- YOUR OBJECTIVE: Copy out every line in which the string "climate" occurs.

- LISTING:
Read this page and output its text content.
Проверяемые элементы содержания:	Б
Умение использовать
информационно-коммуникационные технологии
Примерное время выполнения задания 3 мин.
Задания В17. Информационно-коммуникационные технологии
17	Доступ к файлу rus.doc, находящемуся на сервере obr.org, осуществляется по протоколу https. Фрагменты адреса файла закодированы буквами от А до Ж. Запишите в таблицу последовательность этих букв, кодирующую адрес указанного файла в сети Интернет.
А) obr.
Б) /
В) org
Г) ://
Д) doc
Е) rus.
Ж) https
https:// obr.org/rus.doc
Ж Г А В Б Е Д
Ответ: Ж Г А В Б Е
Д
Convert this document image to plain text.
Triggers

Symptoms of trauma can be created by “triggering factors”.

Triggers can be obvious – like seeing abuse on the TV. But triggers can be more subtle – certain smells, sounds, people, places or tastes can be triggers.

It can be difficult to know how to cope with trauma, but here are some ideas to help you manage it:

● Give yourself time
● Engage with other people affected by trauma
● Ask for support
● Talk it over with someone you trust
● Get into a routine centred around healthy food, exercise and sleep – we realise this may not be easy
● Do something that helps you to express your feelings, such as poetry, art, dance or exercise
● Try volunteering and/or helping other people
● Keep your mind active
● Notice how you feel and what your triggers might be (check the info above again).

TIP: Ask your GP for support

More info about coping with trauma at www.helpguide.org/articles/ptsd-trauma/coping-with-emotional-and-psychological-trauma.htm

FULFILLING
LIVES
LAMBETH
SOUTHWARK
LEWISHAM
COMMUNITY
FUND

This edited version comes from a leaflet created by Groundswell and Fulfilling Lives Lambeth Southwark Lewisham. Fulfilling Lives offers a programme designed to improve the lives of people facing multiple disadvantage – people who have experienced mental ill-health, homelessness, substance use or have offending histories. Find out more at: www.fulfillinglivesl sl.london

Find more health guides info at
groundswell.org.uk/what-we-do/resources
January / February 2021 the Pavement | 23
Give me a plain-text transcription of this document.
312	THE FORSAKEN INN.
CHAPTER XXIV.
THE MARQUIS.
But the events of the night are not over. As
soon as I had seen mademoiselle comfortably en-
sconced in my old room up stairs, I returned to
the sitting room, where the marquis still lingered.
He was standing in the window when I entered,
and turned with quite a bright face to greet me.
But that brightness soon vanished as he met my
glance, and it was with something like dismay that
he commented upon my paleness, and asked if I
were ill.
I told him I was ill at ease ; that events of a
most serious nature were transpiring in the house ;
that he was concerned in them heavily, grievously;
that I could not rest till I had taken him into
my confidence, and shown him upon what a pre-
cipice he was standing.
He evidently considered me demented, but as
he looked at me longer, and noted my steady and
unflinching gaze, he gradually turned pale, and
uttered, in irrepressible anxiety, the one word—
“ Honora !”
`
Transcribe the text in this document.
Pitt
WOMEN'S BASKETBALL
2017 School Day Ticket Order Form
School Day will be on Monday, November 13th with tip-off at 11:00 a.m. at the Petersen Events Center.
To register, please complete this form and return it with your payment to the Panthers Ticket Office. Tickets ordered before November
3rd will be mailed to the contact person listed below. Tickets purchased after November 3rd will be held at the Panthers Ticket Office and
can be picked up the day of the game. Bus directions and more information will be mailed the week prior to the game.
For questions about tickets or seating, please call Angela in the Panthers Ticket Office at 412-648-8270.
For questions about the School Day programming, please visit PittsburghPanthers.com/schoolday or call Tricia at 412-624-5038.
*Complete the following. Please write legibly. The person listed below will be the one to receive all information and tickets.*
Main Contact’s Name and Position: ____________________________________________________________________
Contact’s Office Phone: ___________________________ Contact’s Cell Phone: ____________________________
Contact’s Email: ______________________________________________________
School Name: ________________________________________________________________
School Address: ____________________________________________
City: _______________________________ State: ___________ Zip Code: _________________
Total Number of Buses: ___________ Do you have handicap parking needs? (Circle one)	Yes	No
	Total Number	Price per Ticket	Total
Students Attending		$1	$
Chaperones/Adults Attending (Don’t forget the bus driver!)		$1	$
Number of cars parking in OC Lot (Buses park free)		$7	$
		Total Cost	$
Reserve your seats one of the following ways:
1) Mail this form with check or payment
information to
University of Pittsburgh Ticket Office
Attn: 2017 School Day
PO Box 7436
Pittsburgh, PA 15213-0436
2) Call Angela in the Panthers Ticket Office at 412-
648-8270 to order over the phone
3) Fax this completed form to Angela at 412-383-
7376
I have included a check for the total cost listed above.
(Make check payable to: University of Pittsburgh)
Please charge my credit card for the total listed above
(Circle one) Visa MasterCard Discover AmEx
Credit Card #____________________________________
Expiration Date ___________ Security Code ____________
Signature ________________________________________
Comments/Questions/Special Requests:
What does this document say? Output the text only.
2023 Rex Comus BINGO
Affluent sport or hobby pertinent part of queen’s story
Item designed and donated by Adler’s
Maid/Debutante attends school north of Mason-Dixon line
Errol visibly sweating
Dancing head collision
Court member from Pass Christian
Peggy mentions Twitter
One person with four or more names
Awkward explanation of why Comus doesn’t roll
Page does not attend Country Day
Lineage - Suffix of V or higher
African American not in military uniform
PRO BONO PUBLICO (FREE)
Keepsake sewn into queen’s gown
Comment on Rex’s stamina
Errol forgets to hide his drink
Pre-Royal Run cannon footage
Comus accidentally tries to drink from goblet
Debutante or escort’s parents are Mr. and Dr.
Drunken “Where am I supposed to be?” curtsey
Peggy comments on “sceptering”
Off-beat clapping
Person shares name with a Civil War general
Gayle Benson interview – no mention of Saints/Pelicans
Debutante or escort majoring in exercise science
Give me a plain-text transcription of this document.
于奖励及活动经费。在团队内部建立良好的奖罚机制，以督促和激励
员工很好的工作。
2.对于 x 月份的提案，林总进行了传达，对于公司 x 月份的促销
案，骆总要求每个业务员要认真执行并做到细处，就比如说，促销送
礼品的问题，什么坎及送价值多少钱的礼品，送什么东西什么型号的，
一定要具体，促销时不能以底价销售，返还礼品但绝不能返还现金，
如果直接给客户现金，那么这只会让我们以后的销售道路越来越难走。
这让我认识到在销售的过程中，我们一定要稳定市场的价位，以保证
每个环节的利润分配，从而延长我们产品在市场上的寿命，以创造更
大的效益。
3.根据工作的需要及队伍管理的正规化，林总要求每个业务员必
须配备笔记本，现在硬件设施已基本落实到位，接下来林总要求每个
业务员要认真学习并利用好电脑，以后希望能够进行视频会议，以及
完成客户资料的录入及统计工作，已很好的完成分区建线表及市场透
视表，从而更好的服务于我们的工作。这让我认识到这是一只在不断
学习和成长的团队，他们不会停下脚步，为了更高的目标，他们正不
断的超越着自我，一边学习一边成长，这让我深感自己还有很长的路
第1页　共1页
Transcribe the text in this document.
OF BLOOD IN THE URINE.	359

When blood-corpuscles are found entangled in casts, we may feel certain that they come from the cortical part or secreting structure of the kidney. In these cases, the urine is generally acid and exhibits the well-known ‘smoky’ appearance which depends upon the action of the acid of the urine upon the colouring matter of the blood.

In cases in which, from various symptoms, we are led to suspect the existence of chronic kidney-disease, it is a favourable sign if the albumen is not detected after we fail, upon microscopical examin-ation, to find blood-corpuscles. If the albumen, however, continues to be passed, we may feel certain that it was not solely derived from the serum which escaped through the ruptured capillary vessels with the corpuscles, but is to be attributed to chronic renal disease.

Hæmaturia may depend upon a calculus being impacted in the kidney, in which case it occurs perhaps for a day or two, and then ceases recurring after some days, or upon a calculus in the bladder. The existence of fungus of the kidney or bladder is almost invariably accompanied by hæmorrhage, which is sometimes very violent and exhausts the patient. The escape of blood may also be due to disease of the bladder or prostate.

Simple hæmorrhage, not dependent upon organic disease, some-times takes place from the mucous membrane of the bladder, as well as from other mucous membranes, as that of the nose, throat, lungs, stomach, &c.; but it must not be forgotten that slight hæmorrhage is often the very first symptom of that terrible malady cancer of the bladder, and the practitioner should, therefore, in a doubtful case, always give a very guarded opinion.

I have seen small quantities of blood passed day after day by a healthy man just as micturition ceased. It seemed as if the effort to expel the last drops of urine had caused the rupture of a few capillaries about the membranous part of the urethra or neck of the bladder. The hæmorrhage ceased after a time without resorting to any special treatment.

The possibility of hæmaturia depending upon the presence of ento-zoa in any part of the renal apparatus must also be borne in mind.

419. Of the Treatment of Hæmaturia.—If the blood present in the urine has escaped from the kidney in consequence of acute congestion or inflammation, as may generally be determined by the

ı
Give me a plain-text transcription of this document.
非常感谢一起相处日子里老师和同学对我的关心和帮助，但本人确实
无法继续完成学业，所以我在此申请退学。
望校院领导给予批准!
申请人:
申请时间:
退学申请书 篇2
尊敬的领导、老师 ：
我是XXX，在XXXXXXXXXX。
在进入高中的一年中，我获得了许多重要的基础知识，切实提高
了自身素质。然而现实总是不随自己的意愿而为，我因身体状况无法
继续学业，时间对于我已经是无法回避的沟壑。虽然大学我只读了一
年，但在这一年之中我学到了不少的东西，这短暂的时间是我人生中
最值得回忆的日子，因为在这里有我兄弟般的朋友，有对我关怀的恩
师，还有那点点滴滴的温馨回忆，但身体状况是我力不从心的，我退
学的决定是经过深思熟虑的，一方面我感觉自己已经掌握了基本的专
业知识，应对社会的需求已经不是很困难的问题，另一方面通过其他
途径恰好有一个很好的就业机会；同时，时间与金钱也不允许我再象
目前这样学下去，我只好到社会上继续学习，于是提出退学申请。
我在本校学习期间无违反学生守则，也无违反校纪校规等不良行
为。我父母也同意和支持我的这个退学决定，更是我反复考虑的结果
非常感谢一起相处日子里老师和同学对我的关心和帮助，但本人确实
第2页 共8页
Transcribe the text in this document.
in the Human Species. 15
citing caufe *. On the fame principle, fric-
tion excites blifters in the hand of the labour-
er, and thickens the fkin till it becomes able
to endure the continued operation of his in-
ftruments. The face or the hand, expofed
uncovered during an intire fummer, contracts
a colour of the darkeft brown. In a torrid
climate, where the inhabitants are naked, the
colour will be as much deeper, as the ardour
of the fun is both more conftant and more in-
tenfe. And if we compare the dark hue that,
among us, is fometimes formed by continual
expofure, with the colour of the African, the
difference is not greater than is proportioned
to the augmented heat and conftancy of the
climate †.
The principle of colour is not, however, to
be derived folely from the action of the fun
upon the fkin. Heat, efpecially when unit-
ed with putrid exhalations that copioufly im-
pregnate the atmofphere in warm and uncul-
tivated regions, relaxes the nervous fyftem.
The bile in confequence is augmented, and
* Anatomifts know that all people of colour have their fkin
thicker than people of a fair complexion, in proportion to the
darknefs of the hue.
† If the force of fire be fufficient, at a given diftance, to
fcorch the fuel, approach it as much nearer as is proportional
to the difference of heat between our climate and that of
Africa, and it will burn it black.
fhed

- OUTPUT FOR THIS TASK:
climate, where the inhabitants are naked, the
climate †.
to the difference of heat between our climate and that of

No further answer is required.